#### The data
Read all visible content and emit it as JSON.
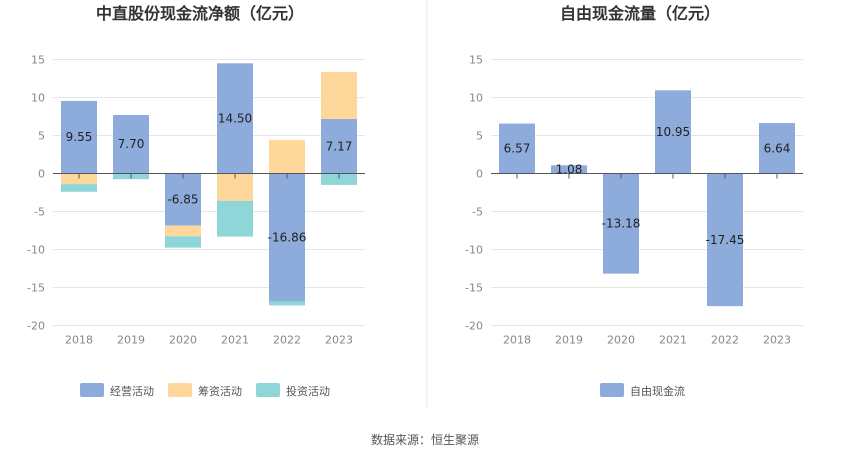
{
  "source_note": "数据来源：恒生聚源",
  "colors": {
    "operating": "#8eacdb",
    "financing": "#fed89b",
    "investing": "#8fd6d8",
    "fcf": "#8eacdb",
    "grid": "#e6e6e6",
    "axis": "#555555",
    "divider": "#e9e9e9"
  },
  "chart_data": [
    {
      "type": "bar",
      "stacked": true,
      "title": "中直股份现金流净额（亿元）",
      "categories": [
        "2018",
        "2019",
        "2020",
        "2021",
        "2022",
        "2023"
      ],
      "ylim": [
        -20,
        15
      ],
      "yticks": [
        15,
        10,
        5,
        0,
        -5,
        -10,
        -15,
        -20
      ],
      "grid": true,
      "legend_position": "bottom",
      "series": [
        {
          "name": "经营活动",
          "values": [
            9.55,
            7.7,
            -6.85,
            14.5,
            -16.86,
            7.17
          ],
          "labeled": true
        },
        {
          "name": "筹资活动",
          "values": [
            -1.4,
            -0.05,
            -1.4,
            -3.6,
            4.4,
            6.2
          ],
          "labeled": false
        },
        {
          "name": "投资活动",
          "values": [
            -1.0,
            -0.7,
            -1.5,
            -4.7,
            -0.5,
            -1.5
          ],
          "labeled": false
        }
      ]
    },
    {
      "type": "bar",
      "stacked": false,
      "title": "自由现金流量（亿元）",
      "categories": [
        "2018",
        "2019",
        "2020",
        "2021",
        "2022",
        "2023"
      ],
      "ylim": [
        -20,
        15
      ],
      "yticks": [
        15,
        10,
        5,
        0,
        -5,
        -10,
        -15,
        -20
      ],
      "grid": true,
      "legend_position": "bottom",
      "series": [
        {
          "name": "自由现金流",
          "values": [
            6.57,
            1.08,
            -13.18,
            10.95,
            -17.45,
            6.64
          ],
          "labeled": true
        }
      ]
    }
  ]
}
########
** Exercise task **
Within the entries above, report how many lines include "name", and keep the answer to the number.

** Worked solution **
4